Scan the following material for the string "System" and copy each line in which it appears.

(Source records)
....

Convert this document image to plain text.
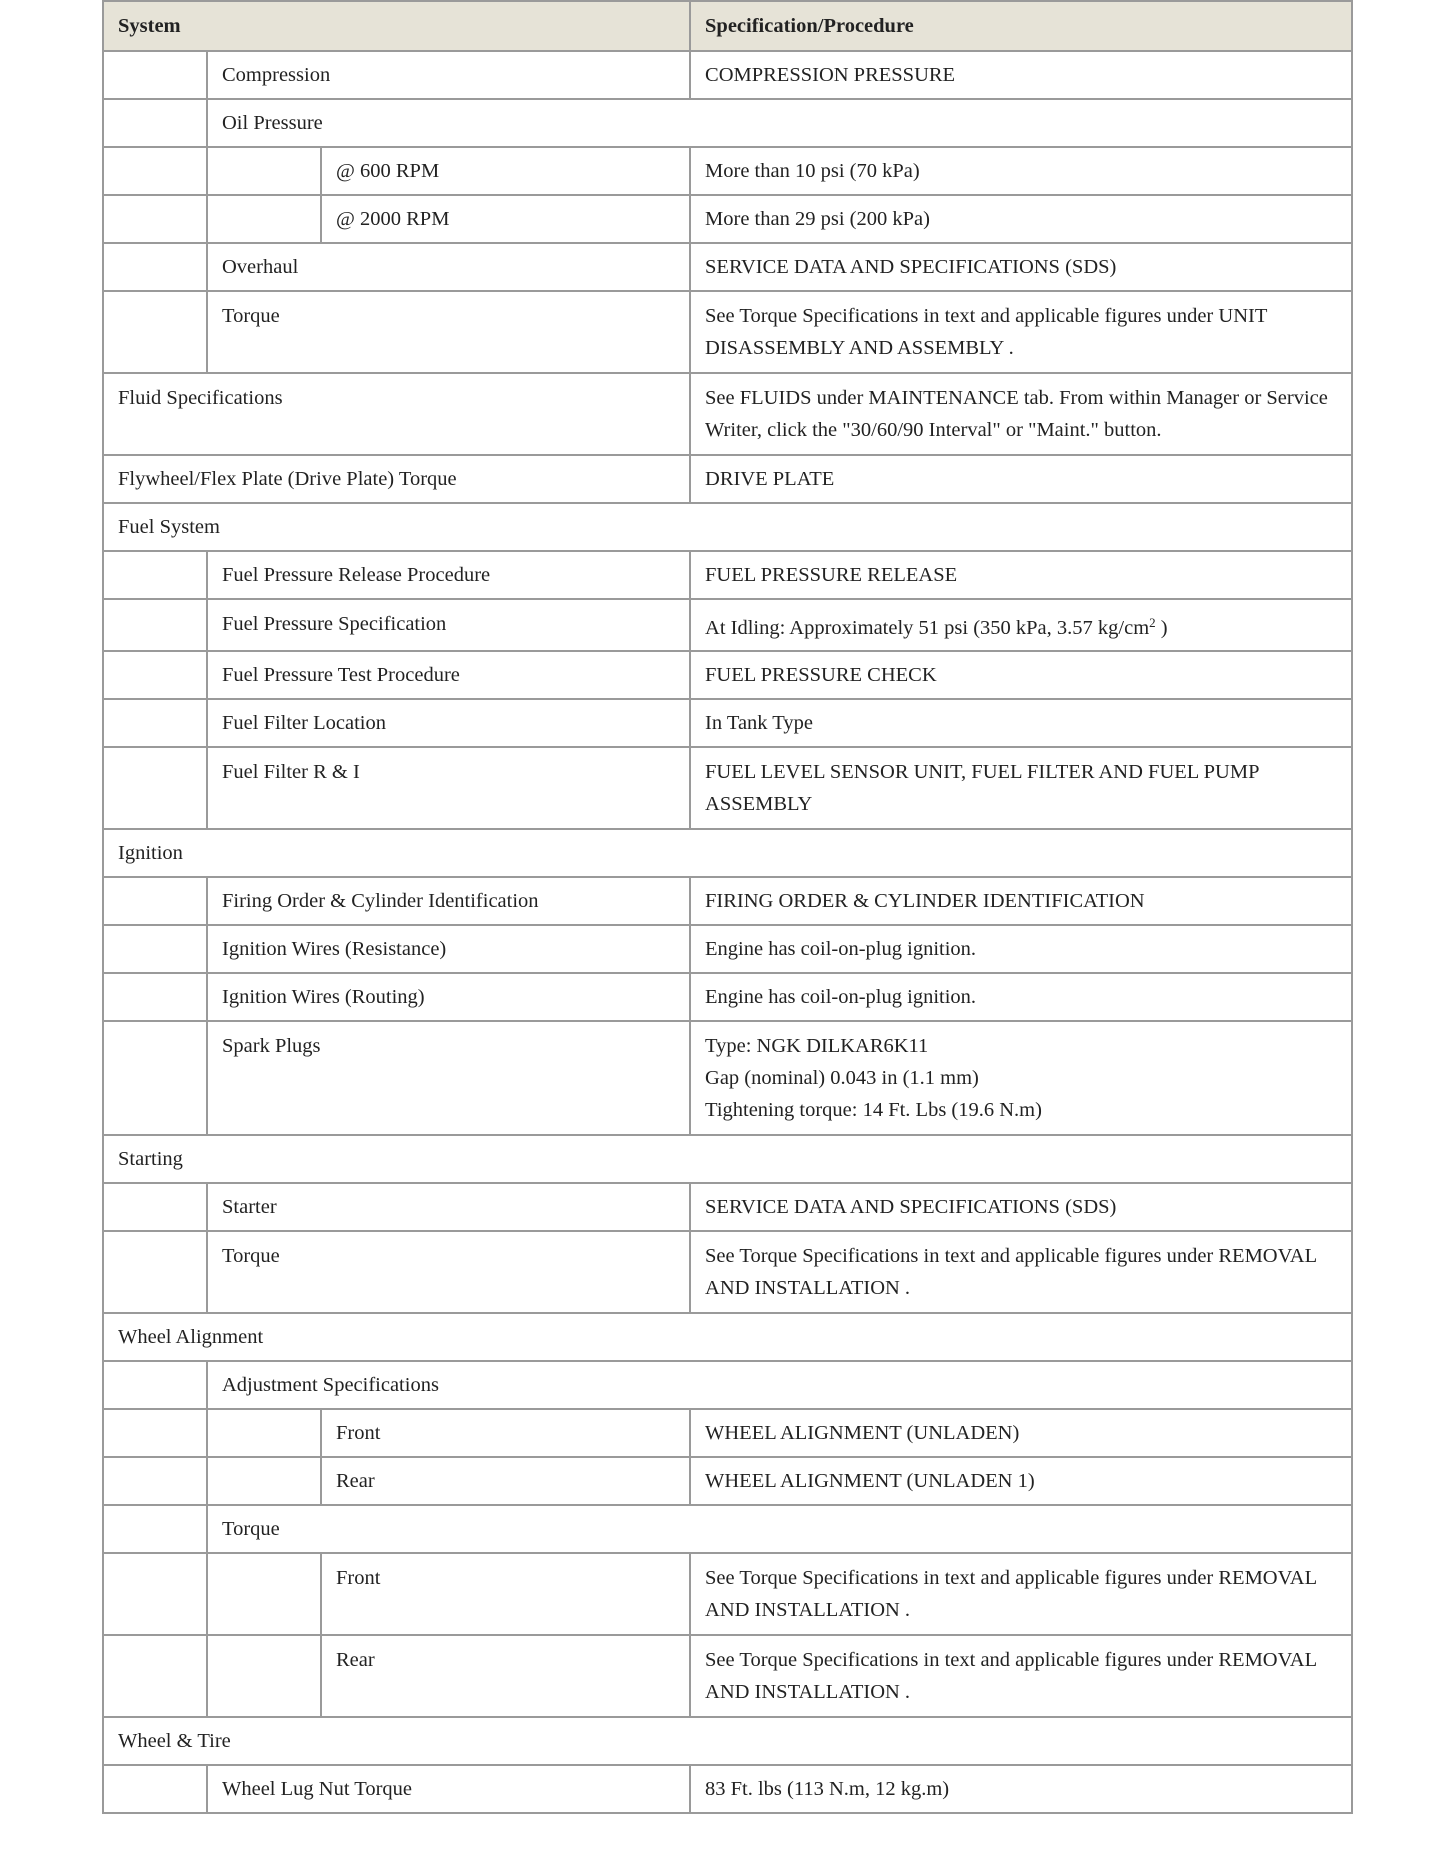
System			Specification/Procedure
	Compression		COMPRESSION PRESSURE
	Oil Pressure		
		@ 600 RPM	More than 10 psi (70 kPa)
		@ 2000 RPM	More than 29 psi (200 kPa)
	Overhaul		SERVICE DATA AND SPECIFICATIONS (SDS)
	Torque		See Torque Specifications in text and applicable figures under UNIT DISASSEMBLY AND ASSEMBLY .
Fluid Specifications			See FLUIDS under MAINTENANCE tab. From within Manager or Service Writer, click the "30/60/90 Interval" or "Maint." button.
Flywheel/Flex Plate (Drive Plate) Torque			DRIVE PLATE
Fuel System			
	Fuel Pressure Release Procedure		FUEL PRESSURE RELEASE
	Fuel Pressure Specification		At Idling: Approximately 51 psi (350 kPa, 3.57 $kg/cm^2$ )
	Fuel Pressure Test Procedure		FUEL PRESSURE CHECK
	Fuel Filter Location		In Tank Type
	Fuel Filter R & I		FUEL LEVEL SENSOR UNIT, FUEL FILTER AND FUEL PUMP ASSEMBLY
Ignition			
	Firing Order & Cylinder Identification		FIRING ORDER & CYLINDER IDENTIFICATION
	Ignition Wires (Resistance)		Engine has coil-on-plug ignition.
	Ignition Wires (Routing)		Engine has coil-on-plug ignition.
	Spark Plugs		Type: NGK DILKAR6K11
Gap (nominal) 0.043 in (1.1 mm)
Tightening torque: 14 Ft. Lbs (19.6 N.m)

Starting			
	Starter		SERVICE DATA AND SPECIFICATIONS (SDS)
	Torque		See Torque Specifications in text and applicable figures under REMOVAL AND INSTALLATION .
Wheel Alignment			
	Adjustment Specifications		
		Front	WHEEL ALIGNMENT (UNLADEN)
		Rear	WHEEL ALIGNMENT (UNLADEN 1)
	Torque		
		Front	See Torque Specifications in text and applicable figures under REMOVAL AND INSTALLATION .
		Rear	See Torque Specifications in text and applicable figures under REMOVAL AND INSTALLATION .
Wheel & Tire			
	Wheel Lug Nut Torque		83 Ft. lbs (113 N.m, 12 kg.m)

....

### Result below:
System			Specification/Procedure
Fuel System			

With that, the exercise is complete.